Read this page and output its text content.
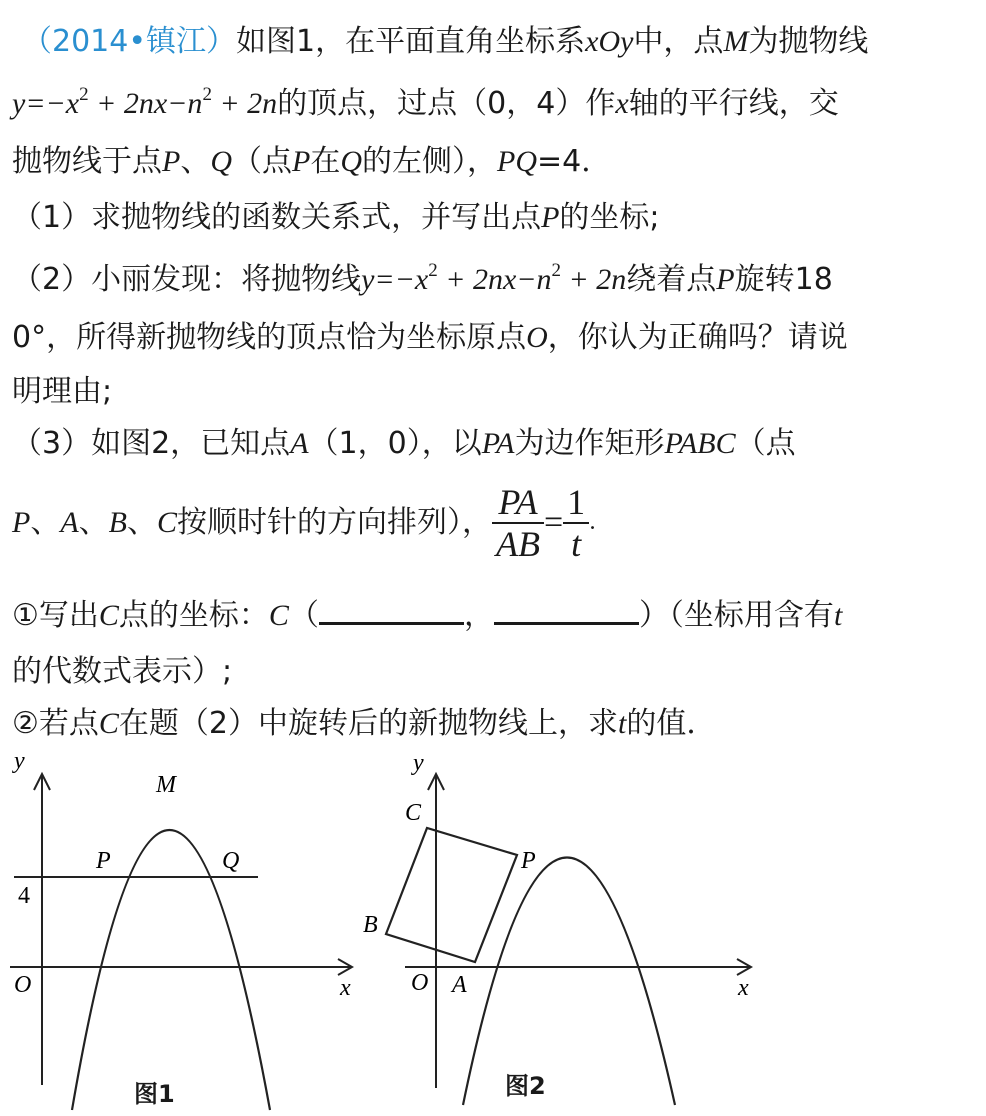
（2014•镇江）如图1，在平面直角坐标系xOy中，点M为抛物线
$y=-x^2 + 2nx-n^2 + 2n$的顶点，过点（0，4）作x轴的平行线，交
抛物线于点P、Q（点P在Q的左侧），PQ=4．
（1）求抛物线的函数关系式，并写出点P的坐标;
（2）小丽发现：将抛物线$y=-x^2 + 2nx-n^2 + 2n$绕着点P旋转18
0°，所得新抛物线的顶点恰为坐标原点O，你认为正确吗？请说
明理由;
（3）如图2，已知点A（1，0），以PA为边作矩形PABC（点
P、A、B、C按顺时针的方向排列）， $\frac{PA}{AB} = \frac{1}{t}$ ．
①写出C点的坐标：C（	，	）（坐标用含有t
的代数式表示）;
②若点C在题（2）中旋转后的新抛物线上，求t的值．
y
x
O
4
M
P	Q
图1
y
x
O A
B
C
P
图2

**PROBLEM TO SOLVE:** Keep every word of the data as it is when you write it out, but drop the pictures.

**WRITTEN RESPONSE:**
Read this page and output its text content.
（2014•镇江）如图1，在平面直角坐标系xOy中，点M为抛物线
$y=-x^2 + 2nx-n^2 + 2n$的顶点，过点（0，4）作x轴的平行线，交
抛物线于点P、Q（点P在Q的左侧），PQ=4．
（1）求抛物线的函数关系式，并写出点P的坐标;
（2）小丽发现：将抛物线$y=-x^2 + 2nx-n^2 + 2n$绕着点P旋转18
0°，所得新抛物线的顶点恰为坐标原点O，你认为正确吗？请说
明理由;
（3）如图2，已知点A（1，0），以PA为边作矩形PABC（点
P、A、B、C按顺时针的方向排列）， $\frac{PA}{AB} = \frac{1}{t}$ ．
①写出C点的坐标：C（	，	）（坐标用含有t
的代数式表示）;
②若点C在题（2）中旋转后的新抛物线上，求t的值．
y
x
O
4
M
P	Q
图1
y
x
O A
B
C
P
图2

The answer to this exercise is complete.